- [Input]:

##########

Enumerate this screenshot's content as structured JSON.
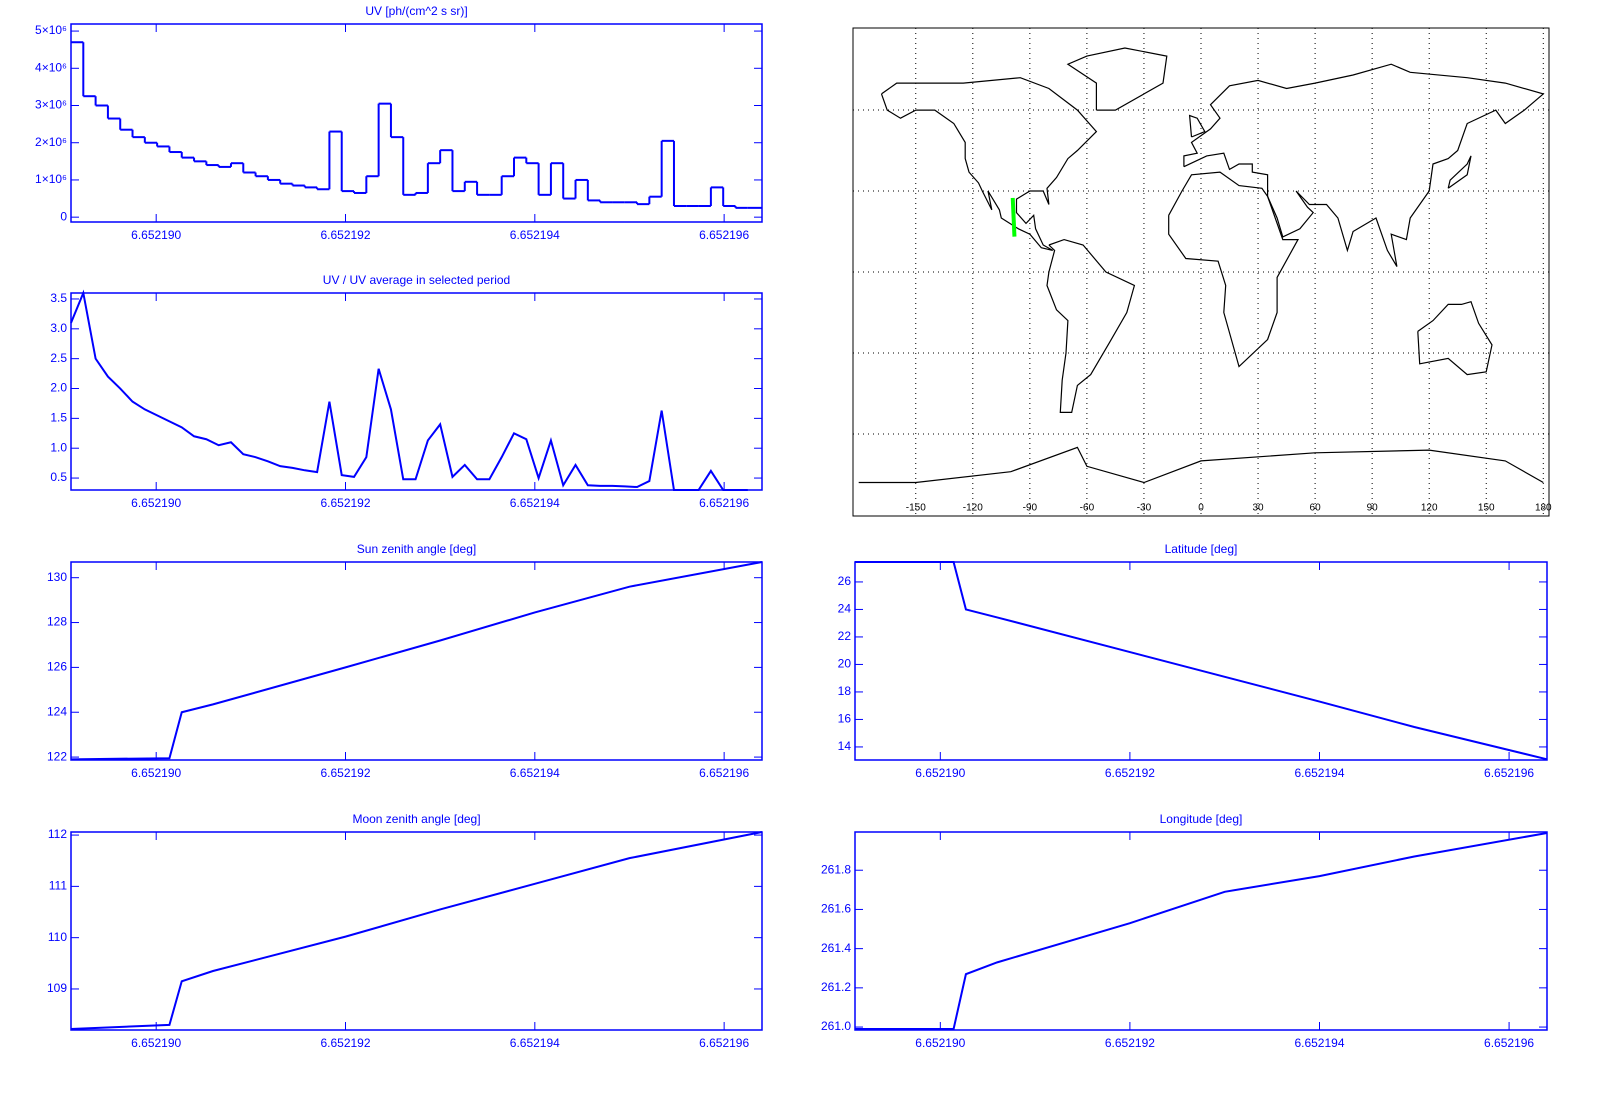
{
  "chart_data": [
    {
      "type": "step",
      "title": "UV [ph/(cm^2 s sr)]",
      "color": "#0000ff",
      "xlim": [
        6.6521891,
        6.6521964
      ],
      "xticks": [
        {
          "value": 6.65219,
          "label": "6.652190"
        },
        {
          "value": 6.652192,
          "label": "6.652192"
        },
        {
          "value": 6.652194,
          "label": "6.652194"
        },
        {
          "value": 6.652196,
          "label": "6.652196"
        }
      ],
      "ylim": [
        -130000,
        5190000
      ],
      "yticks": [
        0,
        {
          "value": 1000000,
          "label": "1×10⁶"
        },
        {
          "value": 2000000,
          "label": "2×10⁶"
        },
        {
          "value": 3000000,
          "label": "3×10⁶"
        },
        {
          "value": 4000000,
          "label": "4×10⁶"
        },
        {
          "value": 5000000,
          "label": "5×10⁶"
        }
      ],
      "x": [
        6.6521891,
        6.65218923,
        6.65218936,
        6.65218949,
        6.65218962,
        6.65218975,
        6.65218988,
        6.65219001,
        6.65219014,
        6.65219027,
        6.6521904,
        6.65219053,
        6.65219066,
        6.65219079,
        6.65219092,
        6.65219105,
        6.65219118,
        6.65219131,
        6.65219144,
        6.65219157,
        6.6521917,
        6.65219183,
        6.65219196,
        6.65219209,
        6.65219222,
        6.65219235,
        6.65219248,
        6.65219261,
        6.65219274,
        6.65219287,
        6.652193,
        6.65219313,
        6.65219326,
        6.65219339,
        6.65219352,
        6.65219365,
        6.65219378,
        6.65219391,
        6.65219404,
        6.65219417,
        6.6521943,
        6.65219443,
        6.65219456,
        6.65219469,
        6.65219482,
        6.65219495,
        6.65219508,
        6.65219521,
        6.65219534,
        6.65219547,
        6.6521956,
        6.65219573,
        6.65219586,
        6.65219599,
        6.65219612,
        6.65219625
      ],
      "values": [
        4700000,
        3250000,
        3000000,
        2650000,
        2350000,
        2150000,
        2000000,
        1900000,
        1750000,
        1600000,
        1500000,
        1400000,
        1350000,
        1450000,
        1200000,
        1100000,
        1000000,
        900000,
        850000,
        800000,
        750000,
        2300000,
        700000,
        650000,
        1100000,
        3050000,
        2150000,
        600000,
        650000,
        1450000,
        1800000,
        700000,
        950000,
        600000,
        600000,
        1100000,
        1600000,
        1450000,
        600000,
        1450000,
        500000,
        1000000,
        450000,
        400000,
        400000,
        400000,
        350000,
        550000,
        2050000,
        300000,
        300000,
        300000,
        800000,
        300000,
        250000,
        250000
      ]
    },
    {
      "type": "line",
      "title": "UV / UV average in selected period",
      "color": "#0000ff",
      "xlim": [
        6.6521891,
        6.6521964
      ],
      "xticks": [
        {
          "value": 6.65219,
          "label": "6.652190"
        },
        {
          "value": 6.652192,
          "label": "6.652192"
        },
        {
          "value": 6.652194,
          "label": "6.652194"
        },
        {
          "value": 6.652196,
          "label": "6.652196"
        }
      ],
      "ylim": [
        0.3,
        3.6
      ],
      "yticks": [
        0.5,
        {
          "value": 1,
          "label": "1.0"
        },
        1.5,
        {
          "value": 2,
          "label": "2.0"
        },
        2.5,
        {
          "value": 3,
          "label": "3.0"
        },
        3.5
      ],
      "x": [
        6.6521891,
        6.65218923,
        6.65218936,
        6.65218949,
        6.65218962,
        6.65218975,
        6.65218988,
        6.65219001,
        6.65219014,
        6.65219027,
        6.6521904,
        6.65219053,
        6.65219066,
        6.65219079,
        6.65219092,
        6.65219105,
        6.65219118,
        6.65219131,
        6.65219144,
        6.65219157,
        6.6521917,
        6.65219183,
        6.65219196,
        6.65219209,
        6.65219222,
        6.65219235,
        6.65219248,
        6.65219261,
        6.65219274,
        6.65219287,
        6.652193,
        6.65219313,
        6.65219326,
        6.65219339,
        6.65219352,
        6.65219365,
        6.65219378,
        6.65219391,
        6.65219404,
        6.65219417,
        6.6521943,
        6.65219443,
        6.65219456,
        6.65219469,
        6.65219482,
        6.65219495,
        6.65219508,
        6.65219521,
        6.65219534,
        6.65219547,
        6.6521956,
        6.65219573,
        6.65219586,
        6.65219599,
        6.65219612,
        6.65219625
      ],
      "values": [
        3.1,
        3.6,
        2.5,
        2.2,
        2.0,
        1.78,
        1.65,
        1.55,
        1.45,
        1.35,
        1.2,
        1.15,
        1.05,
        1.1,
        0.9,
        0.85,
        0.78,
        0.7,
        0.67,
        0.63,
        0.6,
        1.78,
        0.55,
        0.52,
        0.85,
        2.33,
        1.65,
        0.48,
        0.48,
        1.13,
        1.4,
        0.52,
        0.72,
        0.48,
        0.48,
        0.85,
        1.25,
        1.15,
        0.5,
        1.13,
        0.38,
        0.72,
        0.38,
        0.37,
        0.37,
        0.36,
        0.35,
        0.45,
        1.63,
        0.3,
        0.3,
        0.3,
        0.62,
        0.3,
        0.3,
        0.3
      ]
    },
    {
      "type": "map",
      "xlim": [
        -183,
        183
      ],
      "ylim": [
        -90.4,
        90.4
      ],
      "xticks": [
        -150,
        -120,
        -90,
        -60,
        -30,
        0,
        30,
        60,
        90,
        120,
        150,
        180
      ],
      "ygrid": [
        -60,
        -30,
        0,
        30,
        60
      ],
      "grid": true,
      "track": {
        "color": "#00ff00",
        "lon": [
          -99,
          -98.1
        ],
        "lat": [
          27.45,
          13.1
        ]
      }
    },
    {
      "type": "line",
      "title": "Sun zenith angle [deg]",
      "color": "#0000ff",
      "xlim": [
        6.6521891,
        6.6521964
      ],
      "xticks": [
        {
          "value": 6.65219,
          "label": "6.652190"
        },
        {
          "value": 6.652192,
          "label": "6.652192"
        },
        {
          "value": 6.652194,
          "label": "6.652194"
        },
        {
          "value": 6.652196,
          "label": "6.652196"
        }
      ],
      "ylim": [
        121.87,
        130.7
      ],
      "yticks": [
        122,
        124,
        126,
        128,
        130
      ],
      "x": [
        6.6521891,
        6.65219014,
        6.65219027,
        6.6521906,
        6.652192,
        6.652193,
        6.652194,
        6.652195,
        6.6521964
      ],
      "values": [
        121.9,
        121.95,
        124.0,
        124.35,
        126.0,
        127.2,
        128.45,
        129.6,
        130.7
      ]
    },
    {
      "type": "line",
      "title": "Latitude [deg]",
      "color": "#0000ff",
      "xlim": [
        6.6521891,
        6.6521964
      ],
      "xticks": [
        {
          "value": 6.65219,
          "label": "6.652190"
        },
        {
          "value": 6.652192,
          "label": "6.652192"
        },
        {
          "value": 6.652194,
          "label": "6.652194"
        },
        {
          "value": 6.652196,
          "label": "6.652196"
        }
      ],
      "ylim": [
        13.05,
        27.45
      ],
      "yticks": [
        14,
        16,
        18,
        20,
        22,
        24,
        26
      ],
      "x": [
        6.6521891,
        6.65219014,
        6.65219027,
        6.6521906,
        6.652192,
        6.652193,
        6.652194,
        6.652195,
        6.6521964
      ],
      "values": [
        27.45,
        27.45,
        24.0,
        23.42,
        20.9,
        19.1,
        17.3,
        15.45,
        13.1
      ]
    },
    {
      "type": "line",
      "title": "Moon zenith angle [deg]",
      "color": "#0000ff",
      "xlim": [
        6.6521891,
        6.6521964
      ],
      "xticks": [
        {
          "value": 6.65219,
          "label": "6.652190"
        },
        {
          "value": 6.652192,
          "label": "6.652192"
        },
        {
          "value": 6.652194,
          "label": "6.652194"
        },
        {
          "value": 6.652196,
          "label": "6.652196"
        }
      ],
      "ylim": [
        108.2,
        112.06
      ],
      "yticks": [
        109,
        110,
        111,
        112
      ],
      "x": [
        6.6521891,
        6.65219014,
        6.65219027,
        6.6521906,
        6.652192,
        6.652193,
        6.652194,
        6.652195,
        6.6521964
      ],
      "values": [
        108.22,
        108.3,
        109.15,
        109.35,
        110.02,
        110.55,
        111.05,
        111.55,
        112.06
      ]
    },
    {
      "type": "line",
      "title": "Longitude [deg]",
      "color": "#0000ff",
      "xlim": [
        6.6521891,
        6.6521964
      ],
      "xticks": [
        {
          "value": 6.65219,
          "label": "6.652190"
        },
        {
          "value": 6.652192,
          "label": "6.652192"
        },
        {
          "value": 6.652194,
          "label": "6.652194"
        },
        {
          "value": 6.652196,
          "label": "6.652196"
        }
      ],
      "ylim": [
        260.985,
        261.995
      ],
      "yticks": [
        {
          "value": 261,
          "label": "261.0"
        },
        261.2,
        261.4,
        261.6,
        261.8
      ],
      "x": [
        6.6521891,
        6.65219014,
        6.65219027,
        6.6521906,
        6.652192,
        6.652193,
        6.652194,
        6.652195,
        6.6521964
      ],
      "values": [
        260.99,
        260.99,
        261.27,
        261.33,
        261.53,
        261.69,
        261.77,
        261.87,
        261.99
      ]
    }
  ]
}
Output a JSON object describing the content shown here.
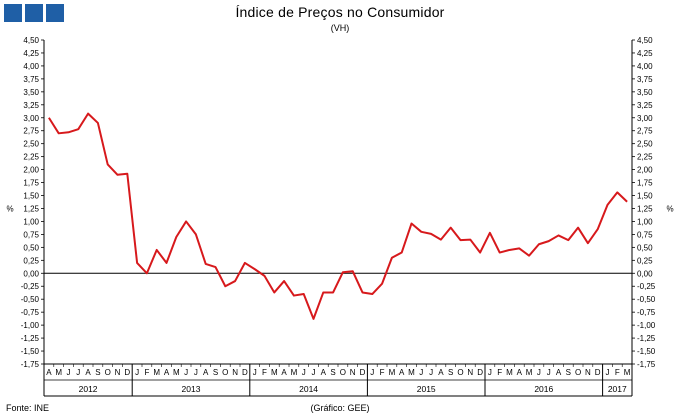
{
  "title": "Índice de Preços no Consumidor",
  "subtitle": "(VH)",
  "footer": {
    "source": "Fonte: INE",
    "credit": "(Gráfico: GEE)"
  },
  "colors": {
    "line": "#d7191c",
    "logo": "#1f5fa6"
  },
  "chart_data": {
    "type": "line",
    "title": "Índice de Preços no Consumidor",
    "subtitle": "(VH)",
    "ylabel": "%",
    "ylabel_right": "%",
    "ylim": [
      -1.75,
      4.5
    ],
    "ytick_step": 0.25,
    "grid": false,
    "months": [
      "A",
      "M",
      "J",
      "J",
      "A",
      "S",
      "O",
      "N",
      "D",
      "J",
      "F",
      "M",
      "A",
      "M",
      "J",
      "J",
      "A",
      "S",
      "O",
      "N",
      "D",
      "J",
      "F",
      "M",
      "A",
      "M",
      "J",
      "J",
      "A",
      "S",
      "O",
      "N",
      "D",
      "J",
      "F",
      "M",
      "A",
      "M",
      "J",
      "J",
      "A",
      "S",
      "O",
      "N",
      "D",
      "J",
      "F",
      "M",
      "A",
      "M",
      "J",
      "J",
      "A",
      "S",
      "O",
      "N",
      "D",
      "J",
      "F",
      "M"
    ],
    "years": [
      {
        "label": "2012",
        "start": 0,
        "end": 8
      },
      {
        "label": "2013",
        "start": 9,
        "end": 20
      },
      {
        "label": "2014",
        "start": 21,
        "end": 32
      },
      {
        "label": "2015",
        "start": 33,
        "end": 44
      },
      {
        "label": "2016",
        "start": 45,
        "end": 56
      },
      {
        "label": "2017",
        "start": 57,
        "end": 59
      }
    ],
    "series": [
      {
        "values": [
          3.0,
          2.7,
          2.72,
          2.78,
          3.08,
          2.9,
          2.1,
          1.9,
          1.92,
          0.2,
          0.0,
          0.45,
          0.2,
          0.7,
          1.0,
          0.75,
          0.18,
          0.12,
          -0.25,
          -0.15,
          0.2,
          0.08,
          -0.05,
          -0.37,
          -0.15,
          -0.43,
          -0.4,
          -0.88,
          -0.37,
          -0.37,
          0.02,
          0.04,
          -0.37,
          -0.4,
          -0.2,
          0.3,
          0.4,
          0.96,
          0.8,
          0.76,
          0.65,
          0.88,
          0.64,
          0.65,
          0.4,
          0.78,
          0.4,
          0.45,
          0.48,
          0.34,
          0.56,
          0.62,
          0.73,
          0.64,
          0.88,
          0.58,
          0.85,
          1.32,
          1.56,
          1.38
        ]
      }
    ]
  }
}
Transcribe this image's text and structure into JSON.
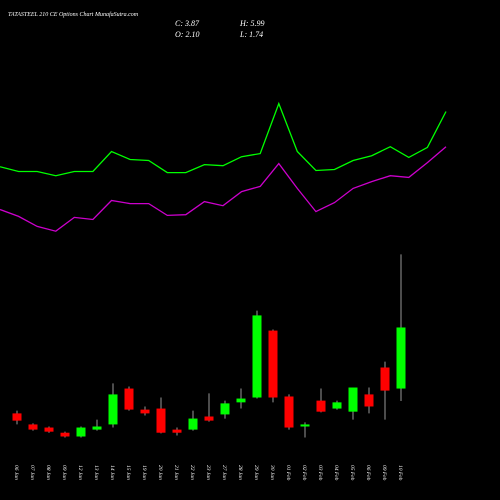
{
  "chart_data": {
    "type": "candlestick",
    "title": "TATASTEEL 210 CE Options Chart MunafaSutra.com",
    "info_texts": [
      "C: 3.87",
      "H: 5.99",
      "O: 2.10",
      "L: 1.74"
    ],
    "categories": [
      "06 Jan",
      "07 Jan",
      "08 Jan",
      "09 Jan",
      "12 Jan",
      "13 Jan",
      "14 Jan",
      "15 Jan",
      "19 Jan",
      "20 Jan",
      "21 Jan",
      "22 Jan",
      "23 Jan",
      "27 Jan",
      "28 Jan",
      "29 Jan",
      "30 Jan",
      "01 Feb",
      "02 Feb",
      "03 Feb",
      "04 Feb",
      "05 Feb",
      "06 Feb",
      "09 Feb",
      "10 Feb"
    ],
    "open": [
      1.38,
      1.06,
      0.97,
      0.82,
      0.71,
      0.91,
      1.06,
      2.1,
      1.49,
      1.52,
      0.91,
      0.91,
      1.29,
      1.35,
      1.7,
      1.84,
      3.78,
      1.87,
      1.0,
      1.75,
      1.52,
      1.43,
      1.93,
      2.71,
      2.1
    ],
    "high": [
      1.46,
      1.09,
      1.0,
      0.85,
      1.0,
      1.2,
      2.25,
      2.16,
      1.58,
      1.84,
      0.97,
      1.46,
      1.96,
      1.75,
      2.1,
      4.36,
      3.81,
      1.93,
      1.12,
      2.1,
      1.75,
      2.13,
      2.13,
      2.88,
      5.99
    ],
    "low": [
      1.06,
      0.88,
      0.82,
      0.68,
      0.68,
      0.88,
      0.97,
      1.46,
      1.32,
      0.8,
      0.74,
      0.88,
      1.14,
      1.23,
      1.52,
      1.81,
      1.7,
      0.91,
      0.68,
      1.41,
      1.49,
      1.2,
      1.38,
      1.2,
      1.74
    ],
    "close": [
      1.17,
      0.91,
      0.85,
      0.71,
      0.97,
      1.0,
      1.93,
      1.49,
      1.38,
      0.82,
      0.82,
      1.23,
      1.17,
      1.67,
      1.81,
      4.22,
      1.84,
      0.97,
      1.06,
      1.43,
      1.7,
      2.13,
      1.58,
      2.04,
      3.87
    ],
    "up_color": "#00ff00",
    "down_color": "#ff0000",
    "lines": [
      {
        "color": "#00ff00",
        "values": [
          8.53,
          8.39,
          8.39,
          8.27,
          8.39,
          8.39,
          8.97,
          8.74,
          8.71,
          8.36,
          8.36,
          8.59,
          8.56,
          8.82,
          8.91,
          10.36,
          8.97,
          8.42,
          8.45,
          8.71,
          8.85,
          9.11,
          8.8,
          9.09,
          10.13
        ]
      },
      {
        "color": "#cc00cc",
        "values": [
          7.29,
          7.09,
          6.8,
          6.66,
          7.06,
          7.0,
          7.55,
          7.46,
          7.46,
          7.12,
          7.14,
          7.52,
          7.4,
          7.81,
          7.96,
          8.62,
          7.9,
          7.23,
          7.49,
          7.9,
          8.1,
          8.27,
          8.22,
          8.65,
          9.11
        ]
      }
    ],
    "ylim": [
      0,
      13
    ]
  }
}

##########

- [The request]:
Using the listing, copy every line where the word "Consumidor" shows up.

- [Task answer]:
  "title": "Índice de Preços no Consumidor",
    "title": "Índice de Preços no Consumidor",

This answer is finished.